Restate the whole listing exactly.
** Start Record list **
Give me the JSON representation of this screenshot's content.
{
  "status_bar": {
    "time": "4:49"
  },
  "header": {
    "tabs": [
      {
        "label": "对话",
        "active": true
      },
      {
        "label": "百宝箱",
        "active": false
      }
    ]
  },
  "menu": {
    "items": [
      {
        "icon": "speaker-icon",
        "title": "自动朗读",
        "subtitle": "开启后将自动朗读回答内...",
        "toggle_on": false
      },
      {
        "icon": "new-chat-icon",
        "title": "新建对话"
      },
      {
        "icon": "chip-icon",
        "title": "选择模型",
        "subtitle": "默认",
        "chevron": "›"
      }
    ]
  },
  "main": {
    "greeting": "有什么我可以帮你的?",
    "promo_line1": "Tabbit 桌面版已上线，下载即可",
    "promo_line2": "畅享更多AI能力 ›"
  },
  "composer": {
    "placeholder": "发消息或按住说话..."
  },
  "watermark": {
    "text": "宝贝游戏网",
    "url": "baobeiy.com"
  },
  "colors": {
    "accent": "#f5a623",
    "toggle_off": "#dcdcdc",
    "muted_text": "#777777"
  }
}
** End Record list **
# [Solution to the exercise]
Give me the JSON representation of this screenshot's content.
{
  "status_bar": {
    "time": "4:49"
  },
  "header": {
    "tabs": [
      {
        "label": "对话",
        "active": true
      },
      {
        "label": "百宝箱",
        "active": false
      }
    ]
  },
  "menu": {
    "items": [
      {
        "icon": "speaker-icon",
        "title": "自动朗读",
        "subtitle": "开启后将自动朗读回答内...",
        "toggle_on": false
      },
      {
        "icon": "new-chat-icon",
        "title": "新建对话"
      },
      {
        "icon": "chip-icon",
        "title": "选择模型",
        "subtitle": "默认",
        "chevron": "›"
      }
    ]
  },
  "main": {
    "greeting": "有什么我可以帮你的?",
    "promo_line1": "Tabbit 桌面版已上线，下载即可",
    "promo_line2": "畅享更多AI能力 ›"
  },
  "composer": {
    "placeholder": "发消息或按住说话..."
  },
  "watermark": {
    "text": "宝贝游戏网",
    "url": "baobeiy.com"
  },
  "colors": {
    "accent": "#f5a623",
    "toggle_off": "#dcdcdc",
    "muted_text": "#777777"
  }
}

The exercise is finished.